The records below must be output exactly, without pictures.

=== INFORMATION SHOWN ===

———

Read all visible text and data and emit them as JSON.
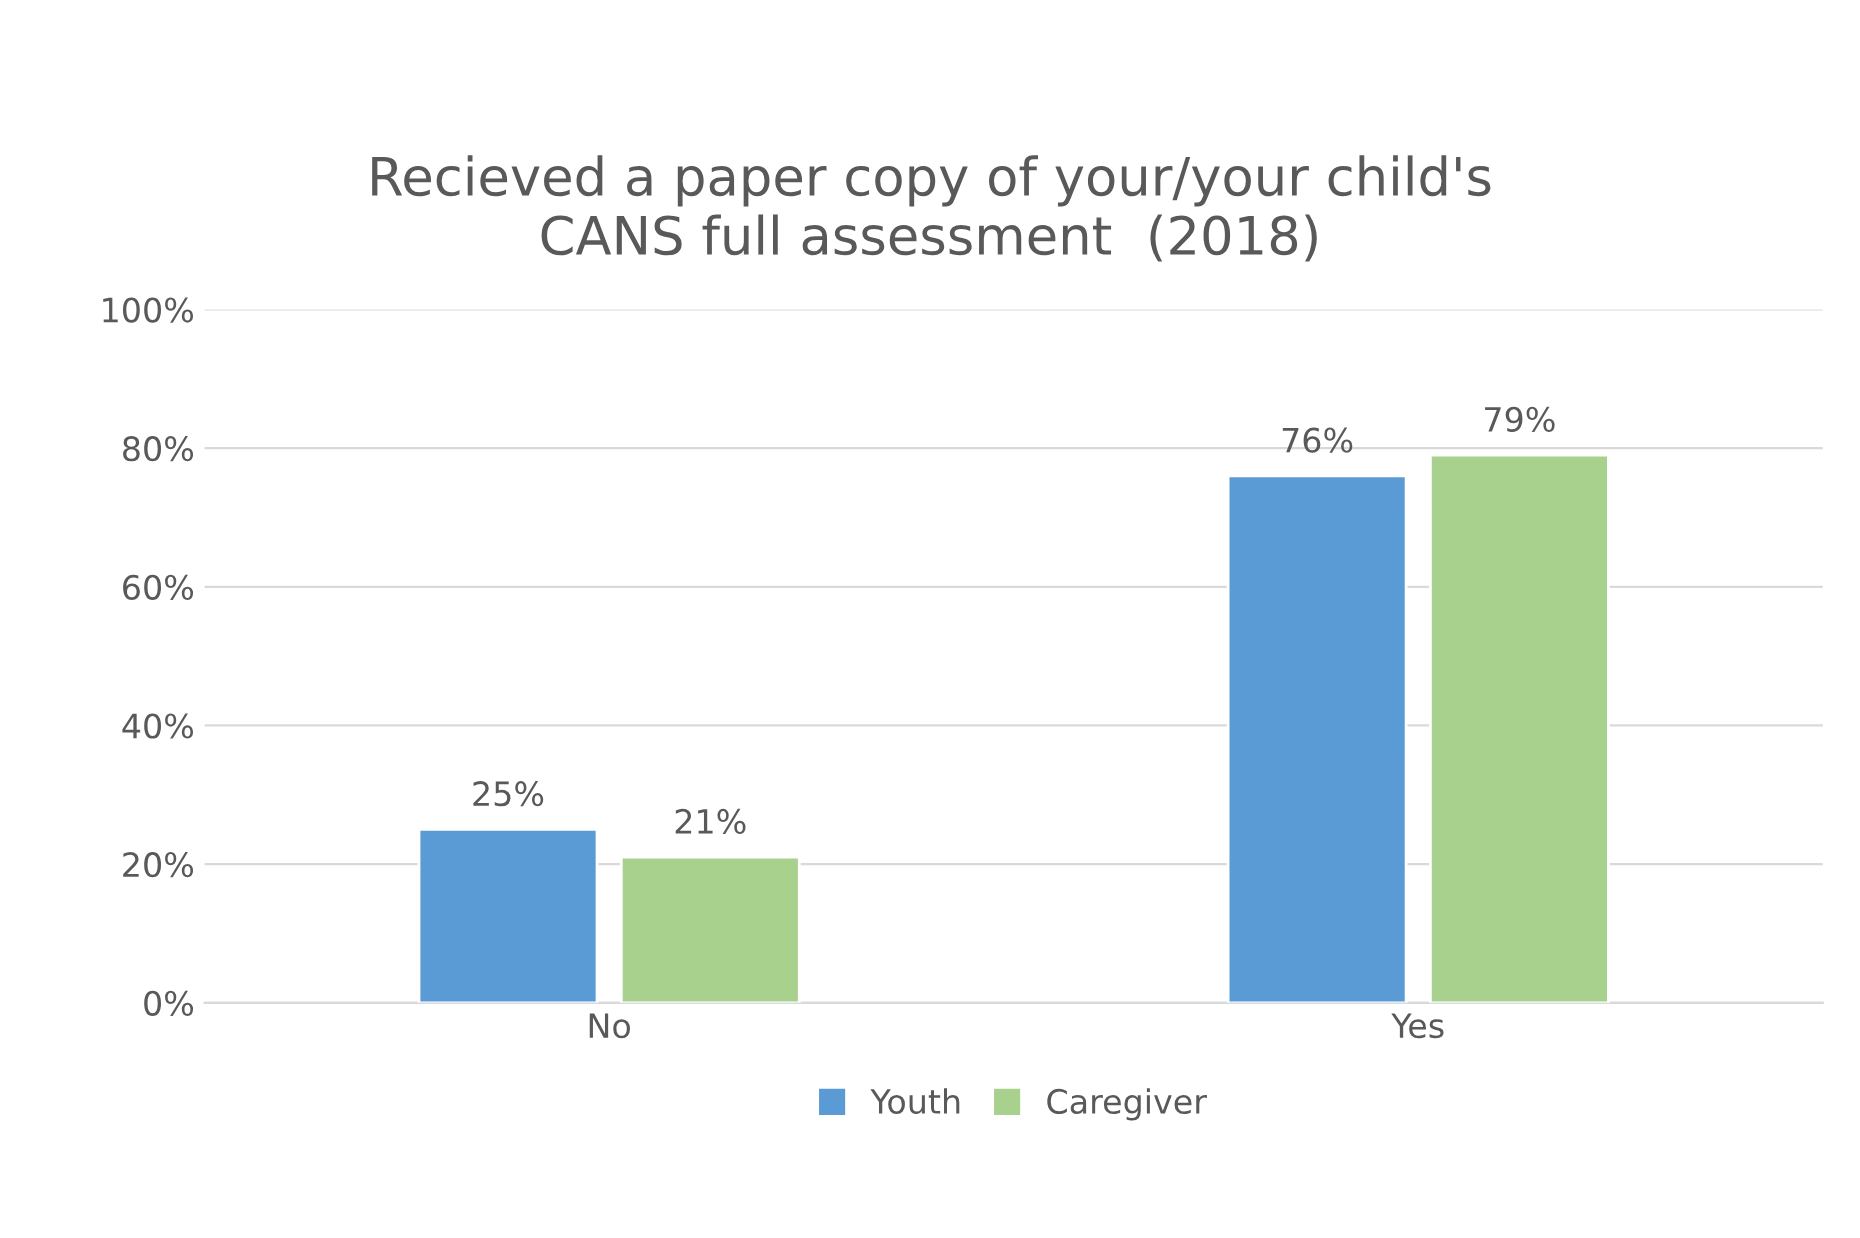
{
  "chart_data": {
    "type": "bar",
    "title": "Recieved a paper copy of your/your child's\nCANS full assessment  (2018)",
    "categories": [
      "No",
      "Yes"
    ],
    "series": [
      {
        "name": "Youth",
        "color": "#5b9bd5",
        "values": [
          25,
          76
        ],
        "value_labels": [
          "25%",
          "76%"
        ]
      },
      {
        "name": "Caregiver",
        "color": "#a9d18e",
        "values": [
          21,
          79
        ],
        "value_labels": [
          "21%",
          "79%"
        ]
      }
    ],
    "ylim": [
      0,
      100
    ],
    "yticks": [
      {
        "value": 0,
        "label": "0%"
      },
      {
        "value": 20,
        "label": "20%"
      },
      {
        "value": 40,
        "label": "40%"
      },
      {
        "value": 60,
        "label": "60%"
      },
      {
        "value": 80,
        "label": "80%"
      },
      {
        "value": 100,
        "label": "100%"
      }
    ],
    "grid": "y",
    "legend": "bottom"
  }
}
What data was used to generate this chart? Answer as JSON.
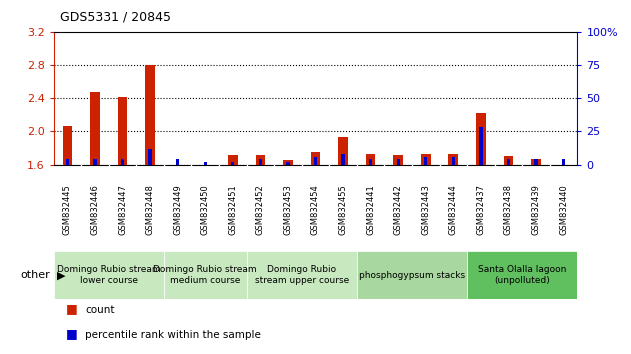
{
  "title": "GDS5331 / 20845",
  "samples": [
    "GSM832445",
    "GSM832446",
    "GSM832447",
    "GSM832448",
    "GSM832449",
    "GSM832450",
    "GSM832451",
    "GSM832452",
    "GSM832453",
    "GSM832454",
    "GSM832455",
    "GSM832441",
    "GSM832442",
    "GSM832443",
    "GSM832444",
    "GSM832437",
    "GSM832438",
    "GSM832439",
    "GSM832440"
  ],
  "count_values": [
    2.07,
    2.47,
    2.42,
    2.8,
    1.6,
    1.6,
    1.72,
    1.72,
    1.65,
    1.75,
    1.93,
    1.73,
    1.72,
    1.73,
    1.73,
    2.22,
    1.7,
    1.67,
    1.6
  ],
  "percentile_values": [
    4,
    4,
    4,
    12,
    4,
    2,
    2,
    4,
    2,
    6,
    8,
    4,
    4,
    6,
    6,
    28,
    4,
    4,
    4
  ],
  "y_min": 1.6,
  "y_max": 3.2,
  "y_ticks_left": [
    1.6,
    2.0,
    2.4,
    2.8,
    3.2
  ],
  "y_ticks_right": [
    0,
    25,
    50,
    75,
    100
  ],
  "groups": [
    {
      "label": "Domingo Rubio stream\nlower course",
      "start": 0,
      "end": 3,
      "color": "#c8e8c0"
    },
    {
      "label": "Domingo Rubio stream\nmedium course",
      "start": 4,
      "end": 6,
      "color": "#c8e8c0"
    },
    {
      "label": "Domingo Rubio\nstream upper course",
      "start": 7,
      "end": 10,
      "color": "#c8e8c0"
    },
    {
      "label": "phosphogypsum stacks",
      "start": 11,
      "end": 14,
      "color": "#a8d8a0"
    },
    {
      "label": "Santa Olalla lagoon\n(unpolluted)",
      "start": 15,
      "end": 18,
      "color": "#60c060"
    }
  ],
  "count_color": "#cc2200",
  "percentile_color": "#0000cc",
  "bar_width": 0.35,
  "percentile_bar_width": 0.12,
  "other_label": "other",
  "legend_count": "count",
  "legend_percentile": "percentile rank within the sample",
  "xtick_bg": "#c8c8c8",
  "spine_color": "#000000"
}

———

=== EXERCISE OUTPUT ===
Read all visible text and data and emit them as JSON.
{
  "chart_data": {
    "type": "bar",
    "title": "Recieved a paper copy of your/your child's\nCANS full assessment  (2018)",
    "categories": [
      "No",
      "Yes"
    ],
    "series": [
      {
        "name": "Youth",
        "color": "#5b9bd5",
        "values": [
          25,
          76
        ],
        "value_labels": [
          "25%",
          "76%"
        ]
      },
      {
        "name": "Caregiver",
        "color": "#a9d18e",
        "values": [
          21,
          79
        ],
        "value_labels": [
          "21%",
          "79%"
        ]
      }
    ],
    "ylim": [
      0,
      100
    ],
    "yticks": [
      {
        "value": 0,
        "label": "0%"
      },
      {
        "value": 20,
        "label": "20%"
      },
      {
        "value": 40,
        "label": "40%"
      },
      {
        "value": 60,
        "label": "60%"
      },
      {
        "value": 80,
        "label": "80%"
      },
      {
        "value": 100,
        "label": "100%"
      }
    ],
    "grid": "y",
    "legend": "bottom"
  }
}
What data was used to generate this chart? Answer as JSON.
{
  "title": "GDS5331 / 20845",
  "samples": [
    "GSM832445",
    "GSM832446",
    "GSM832447",
    "GSM832448",
    "GSM832449",
    "GSM832450",
    "GSM832451",
    "GSM832452",
    "GSM832453",
    "GSM832454",
    "GSM832455",
    "GSM832441",
    "GSM832442",
    "GSM832443",
    "GSM832444",
    "GSM832437",
    "GSM832438",
    "GSM832439",
    "GSM832440"
  ],
  "count_values": [
    2.07,
    2.47,
    2.42,
    2.8,
    1.6,
    1.6,
    1.72,
    1.72,
    1.65,
    1.75,
    1.93,
    1.73,
    1.72,
    1.73,
    1.73,
    2.22,
    1.7,
    1.67,
    1.6
  ],
  "percentile_values": [
    4,
    4,
    4,
    12,
    4,
    2,
    2,
    4,
    2,
    6,
    8,
    4,
    4,
    6,
    6,
    28,
    4,
    4,
    4
  ],
  "y_min": 1.6,
  "y_max": 3.2,
  "y_ticks_left": [
    1.6,
    2.0,
    2.4,
    2.8,
    3.2
  ],
  "y_ticks_right": [
    0,
    25,
    50,
    75,
    100
  ],
  "groups": [
    {
      "label": "Domingo Rubio stream\nlower course",
      "start": 0,
      "end": 3,
      "color": "#c8e8c0"
    },
    {
      "label": "Domingo Rubio stream\nmedium course",
      "start": 4,
      "end": 6,
      "color": "#c8e8c0"
    },
    {
      "label": "Domingo Rubio\nstream upper course",
      "start": 7,
      "end": 10,
      "color": "#c8e8c0"
    },
    {
      "label": "phosphogypsum stacks",
      "start": 11,
      "end": 14,
      "color": "#a8d8a0"
    },
    {
      "label": "Santa Olalla lagoon\n(unpolluted)",
      "start": 15,
      "end": 18,
      "color": "#60c060"
    }
  ],
  "count_color": "#cc2200",
  "percentile_color": "#0000cc",
  "bar_width": 0.35,
  "percentile_bar_width": 0.12,
  "other_label": "other",
  "legend_count": "count",
  "legend_percentile": "percentile rank within the sample",
  "xtick_bg": "#c8c8c8",
  "spine_color": "#000000"
}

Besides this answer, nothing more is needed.